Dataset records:
————
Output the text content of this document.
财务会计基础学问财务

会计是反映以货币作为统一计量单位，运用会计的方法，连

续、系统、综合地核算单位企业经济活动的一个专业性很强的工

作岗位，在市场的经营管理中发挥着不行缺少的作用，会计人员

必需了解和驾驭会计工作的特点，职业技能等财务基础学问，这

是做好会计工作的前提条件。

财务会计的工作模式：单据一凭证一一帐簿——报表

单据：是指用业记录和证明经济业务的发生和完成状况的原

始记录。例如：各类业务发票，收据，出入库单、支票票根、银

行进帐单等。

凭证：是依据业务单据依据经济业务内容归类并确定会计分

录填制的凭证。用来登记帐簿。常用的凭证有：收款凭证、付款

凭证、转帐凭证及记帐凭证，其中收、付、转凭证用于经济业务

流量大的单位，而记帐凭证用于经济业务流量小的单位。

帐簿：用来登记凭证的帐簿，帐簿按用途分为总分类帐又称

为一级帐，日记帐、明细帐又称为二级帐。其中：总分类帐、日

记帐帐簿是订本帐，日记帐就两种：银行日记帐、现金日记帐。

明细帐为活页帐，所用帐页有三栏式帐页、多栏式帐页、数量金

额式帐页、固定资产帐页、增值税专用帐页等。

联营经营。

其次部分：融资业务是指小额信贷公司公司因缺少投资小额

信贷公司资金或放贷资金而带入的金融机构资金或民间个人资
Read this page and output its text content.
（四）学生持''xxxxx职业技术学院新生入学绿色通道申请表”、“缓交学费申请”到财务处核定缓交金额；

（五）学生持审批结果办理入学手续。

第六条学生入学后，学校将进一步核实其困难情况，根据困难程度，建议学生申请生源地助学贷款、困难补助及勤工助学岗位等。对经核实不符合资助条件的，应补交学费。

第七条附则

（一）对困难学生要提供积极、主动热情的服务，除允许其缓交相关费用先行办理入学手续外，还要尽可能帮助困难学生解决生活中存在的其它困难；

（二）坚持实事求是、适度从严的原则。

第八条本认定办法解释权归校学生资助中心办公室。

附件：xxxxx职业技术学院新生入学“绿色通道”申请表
————
# Aim of the exercise:
Filter out all lines lacking the word "content" and copy the rest.

# Task response:
Output the text content of this document.
Read this page and output its text content.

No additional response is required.